Problem requirements:
Copy each entry as it stands, leaving nothing out.

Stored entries
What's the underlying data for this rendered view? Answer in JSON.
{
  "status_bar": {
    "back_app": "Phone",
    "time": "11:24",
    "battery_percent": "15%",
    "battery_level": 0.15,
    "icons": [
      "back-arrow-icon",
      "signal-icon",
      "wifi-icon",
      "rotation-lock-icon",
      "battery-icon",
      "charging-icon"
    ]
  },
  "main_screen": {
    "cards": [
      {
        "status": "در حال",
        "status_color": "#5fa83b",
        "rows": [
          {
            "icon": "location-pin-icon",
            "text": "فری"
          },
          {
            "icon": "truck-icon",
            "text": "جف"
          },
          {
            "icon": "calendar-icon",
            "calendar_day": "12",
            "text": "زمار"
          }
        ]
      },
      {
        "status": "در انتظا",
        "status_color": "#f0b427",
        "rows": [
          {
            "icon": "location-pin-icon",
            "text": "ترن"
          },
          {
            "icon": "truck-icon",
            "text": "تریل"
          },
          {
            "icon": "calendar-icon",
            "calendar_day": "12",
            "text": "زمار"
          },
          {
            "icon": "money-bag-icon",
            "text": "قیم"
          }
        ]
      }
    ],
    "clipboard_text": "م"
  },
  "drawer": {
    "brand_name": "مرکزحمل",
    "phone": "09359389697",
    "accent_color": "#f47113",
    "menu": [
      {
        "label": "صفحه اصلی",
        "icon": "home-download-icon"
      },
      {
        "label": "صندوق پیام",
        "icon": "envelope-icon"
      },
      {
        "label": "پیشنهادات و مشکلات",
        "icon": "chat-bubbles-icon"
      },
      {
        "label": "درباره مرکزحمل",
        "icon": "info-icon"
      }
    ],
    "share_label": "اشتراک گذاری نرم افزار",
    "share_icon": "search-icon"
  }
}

Task answer:
What's the underlying data for this rendered view? Answer in JSON.
{
  "status_bar": {
    "back_app": "Phone",
    "time": "11:24",
    "battery_percent": "15%",
    "battery_level": 0.15,
    "icons": [
      "back-arrow-icon",
      "signal-icon",
      "wifi-icon",
      "rotation-lock-icon",
      "battery-icon",
      "charging-icon"
    ]
  },
  "main_screen": {
    "cards": [
      {
        "status": "در حال",
        "status_color": "#5fa83b",
        "rows": [
          {
            "icon": "location-pin-icon",
            "text": "فری"
          },
          {
            "icon": "truck-icon",
            "text": "جف"
          },
          {
            "icon": "calendar-icon",
            "calendar_day": "12",
            "text": "زمار"
          }
        ]
      },
      {
        "status": "در انتظا",
        "status_color": "#f0b427",
        "rows": [
          {
            "icon": "location-pin-icon",
            "text": "ترن"
          },
          {
            "icon": "truck-icon",
            "text": "تریل"
          },
          {
            "icon": "calendar-icon",
            "calendar_day": "12",
            "text": "زمار"
          },
          {
            "icon": "money-bag-icon",
            "text": "قیم"
          }
        ]
      }
    ],
    "clipboard_text": "م"
  },
  "drawer": {
    "brand_name": "مرکزحمل",
    "phone": "09359389697",
    "accent_color": "#f47113",
    "menu": [
      {
        "label": "صفحه اصلی",
        "icon": "home-download-icon"
      },
      {
        "label": "صندوق پیام",
        "icon": "envelope-icon"
      },
      {
        "label": "پیشنهادات و مشکلات",
        "icon": "chat-bubbles-icon"
      },
      {
        "label": "درباره مرکزحمل",
        "icon": "info-icon"
      }
    ],
    "share_label": "اشتراک گذاری نرم افزار",
    "share_icon": "search-icon"
  }
}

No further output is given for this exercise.